[Start Record set]
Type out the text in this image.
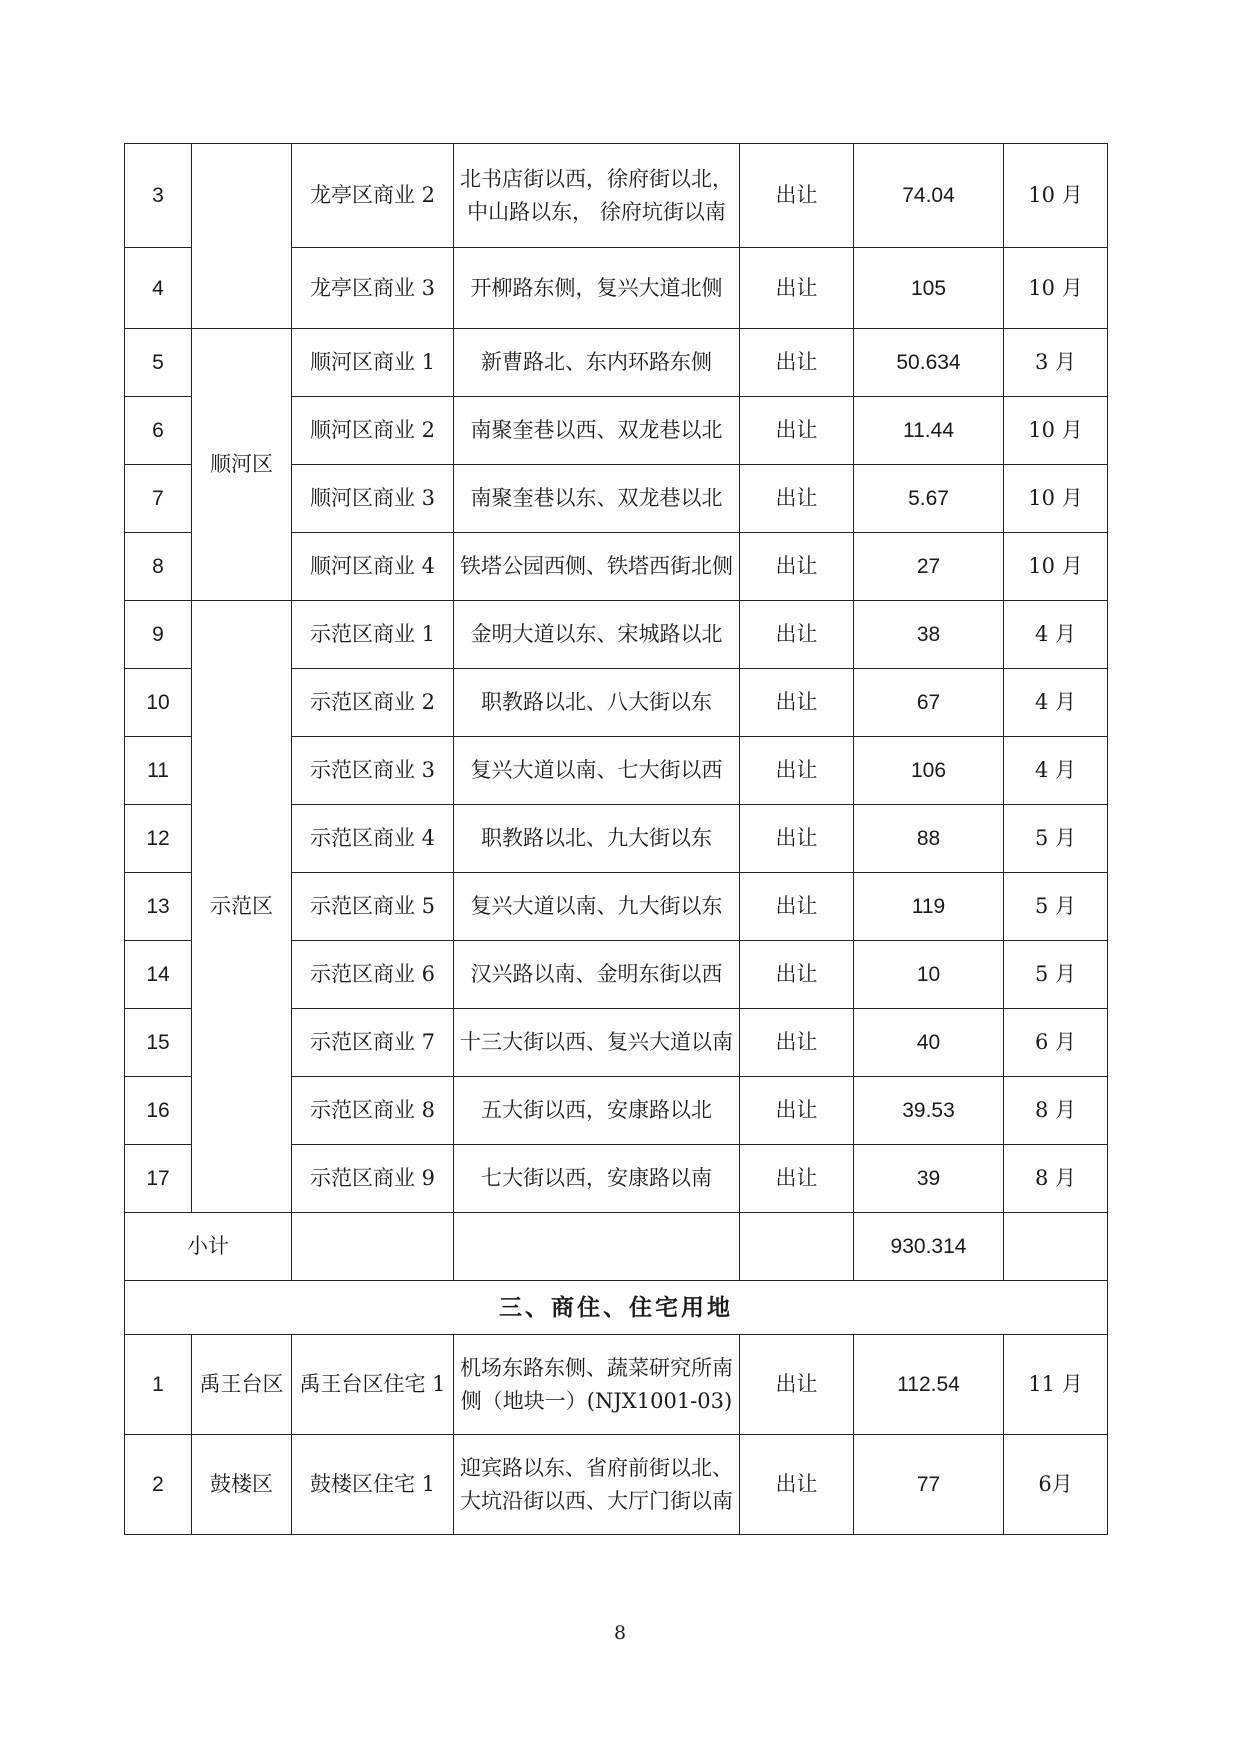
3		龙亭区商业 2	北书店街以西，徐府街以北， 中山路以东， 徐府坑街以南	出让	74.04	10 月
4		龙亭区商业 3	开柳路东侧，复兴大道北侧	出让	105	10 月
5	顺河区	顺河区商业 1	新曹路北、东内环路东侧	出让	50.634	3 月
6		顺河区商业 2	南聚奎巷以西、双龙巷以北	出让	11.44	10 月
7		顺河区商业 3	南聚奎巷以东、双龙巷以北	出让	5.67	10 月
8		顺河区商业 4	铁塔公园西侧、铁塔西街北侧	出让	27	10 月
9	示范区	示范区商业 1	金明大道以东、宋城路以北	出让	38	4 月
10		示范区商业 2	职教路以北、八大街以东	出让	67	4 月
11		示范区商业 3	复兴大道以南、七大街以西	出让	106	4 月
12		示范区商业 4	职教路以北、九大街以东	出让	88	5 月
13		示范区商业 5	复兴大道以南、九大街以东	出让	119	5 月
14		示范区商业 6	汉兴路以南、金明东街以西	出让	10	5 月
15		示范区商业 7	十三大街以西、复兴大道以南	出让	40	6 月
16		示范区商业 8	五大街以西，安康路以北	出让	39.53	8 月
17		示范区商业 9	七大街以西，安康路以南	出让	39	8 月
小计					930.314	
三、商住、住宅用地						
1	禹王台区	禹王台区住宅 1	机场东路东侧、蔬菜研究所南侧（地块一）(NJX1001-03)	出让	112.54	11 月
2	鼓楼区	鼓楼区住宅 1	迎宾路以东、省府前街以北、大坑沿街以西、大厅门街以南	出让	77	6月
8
[End Record set]
**Given task**
Reproduce the listing exactly. Leave its pictures out.

**Complete answer**
Type out the text in this image.
3		龙亭区商业 2	北书店街以西，徐府街以北， 中山路以东， 徐府坑街以南	出让	74.04	10 月
4		龙亭区商业 3	开柳路东侧，复兴大道北侧	出让	105	10 月
5	顺河区	顺河区商业 1	新曹路北、东内环路东侧	出让	50.634	3 月
6		顺河区商业 2	南聚奎巷以西、双龙巷以北	出让	11.44	10 月
7		顺河区商业 3	南聚奎巷以东、双龙巷以北	出让	5.67	10 月
8		顺河区商业 4	铁塔公园西侧、铁塔西街北侧	出让	27	10 月
9	示范区	示范区商业 1	金明大道以东、宋城路以北	出让	38	4 月
10		示范区商业 2	职教路以北、八大街以东	出让	67	4 月
11		示范区商业 3	复兴大道以南、七大街以西	出让	106	4 月
12		示范区商业 4	职教路以北、九大街以东	出让	88	5 月
13		示范区商业 5	复兴大道以南、九大街以东	出让	119	5 月
14		示范区商业 6	汉兴路以南、金明东街以西	出让	10	5 月
15		示范区商业 7	十三大街以西、复兴大道以南	出让	40	6 月
16		示范区商业 8	五大街以西，安康路以北	出让	39.53	8 月
17		示范区商业 9	七大街以西，安康路以南	出让	39	8 月
小计					930.314	
三、商住、住宅用地						
1	禹王台区	禹王台区住宅 1	机场东路东侧、蔬菜研究所南侧（地块一）(NJX1001-03)	出让	112.54	11 月
2	鼓楼区	鼓楼区住宅 1	迎宾路以东、省府前街以北、大坑沿街以西、大厅门街以南	出让	77	6月
8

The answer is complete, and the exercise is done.